OBJECTIVE -> Reproduce the entries in full, with no changes.
---- SUPPLIED RECORDS
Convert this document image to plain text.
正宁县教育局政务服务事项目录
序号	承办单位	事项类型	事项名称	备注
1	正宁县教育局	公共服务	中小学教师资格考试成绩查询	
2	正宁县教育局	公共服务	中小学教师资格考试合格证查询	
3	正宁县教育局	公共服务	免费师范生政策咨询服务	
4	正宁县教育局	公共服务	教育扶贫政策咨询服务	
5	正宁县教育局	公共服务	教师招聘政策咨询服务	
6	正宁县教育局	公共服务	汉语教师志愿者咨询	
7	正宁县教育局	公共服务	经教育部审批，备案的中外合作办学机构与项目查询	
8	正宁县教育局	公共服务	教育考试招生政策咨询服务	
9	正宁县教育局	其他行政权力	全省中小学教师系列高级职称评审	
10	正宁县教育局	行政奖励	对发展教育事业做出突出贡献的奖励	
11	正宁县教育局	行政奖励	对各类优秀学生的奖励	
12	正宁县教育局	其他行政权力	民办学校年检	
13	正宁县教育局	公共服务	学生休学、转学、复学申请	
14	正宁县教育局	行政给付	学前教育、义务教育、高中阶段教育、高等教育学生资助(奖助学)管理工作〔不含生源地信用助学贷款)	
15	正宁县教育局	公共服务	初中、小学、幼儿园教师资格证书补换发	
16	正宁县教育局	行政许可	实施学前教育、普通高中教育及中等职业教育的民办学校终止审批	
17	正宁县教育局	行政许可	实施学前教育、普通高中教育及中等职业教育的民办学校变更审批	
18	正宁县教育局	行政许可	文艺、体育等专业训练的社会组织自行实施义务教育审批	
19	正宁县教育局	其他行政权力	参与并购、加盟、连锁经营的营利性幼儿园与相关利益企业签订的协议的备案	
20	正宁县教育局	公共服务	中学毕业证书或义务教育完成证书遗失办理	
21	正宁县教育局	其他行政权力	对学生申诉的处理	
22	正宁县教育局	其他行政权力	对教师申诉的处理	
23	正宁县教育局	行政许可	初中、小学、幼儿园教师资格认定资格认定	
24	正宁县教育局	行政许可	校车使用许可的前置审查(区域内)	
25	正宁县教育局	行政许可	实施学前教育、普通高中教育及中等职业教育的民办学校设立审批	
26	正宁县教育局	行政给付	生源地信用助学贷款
--------
RESULT FOR THIS EXERCISE ->
Convert this document image to plain text.
正宁县教育局政务服务事项目录
序号	承办单位	事项类型	事项名称	备注
1	正宁县教育局	公共服务	中小学教师资格考试成绩查询	
2	正宁县教育局	公共服务	中小学教师资格考试合格证查询	
3	正宁县教育局	公共服务	免费师范生政策咨询服务	
4	正宁县教育局	公共服务	教育扶贫政策咨询服务	
5	正宁县教育局	公共服务	教师招聘政策咨询服务	
6	正宁县教育局	公共服务	汉语教师志愿者咨询	
7	正宁县教育局	公共服务	经教育部审批，备案的中外合作办学机构与项目查询	
8	正宁县教育局	公共服务	教育考试招生政策咨询服务	
9	正宁县教育局	其他行政权力	全省中小学教师系列高级职称评审	
10	正宁县教育局	行政奖励	对发展教育事业做出突出贡献的奖励	
11	正宁县教育局	行政奖励	对各类优秀学生的奖励	
12	正宁县教育局	其他行政权力	民办学校年检	
13	正宁县教育局	公共服务	学生休学、转学、复学申请	
14	正宁县教育局	行政给付	学前教育、义务教育、高中阶段教育、高等教育学生资助(奖助学)管理工作〔不含生源地信用助学贷款)	
15	正宁县教育局	公共服务	初中、小学、幼儿园教师资格证书补换发	
16	正宁县教育局	行政许可	实施学前教育、普通高中教育及中等职业教育的民办学校终止审批	
17	正宁县教育局	行政许可	实施学前教育、普通高中教育及中等职业教育的民办学校变更审批	
18	正宁县教育局	行政许可	文艺、体育等专业训练的社会组织自行实施义务教育审批	
19	正宁县教育局	其他行政权力	参与并购、加盟、连锁经营的营利性幼儿园与相关利益企业签订的协议的备案	
20	正宁县教育局	公共服务	中学毕业证书或义务教育完成证书遗失办理	
21	正宁县教育局	其他行政权力	对学生申诉的处理	
22	正宁县教育局	其他行政权力	对教师申诉的处理	
23	正宁县教育局	行政许可	初中、小学、幼儿园教师资格认定资格认定	
24	正宁县教育局	行政许可	校车使用许可的前置审查(区域内)	
25	正宁县教育局	行政许可	实施学前教育、普通高中教育及中等职业教育的民办学校设立审批	
26	正宁县教育局	行政给付	生源地信用助学贷款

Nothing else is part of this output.